Problem:
Go through the material below and report how many lines contain "Detection". Give only the number.

── Material provided

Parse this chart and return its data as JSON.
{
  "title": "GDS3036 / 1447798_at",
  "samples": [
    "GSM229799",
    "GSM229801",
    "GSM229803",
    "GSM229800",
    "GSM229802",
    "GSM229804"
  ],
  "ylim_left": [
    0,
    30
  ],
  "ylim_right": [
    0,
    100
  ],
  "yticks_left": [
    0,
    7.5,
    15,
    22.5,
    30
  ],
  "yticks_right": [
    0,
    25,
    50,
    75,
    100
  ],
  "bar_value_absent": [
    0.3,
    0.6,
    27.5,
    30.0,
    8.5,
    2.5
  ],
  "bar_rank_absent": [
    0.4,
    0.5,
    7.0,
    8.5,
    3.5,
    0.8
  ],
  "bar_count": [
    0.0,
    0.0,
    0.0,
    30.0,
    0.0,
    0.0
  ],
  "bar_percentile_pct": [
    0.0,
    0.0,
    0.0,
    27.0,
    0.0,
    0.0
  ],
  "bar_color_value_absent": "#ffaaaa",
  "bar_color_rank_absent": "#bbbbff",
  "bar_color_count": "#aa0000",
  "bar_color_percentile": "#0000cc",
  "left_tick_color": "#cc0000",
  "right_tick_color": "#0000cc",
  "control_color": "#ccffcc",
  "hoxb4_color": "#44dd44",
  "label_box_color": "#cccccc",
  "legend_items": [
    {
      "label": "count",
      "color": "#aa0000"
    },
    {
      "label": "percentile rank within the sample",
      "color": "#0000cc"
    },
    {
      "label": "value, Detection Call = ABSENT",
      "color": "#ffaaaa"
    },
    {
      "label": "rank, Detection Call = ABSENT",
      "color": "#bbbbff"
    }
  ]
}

────

The answer:
2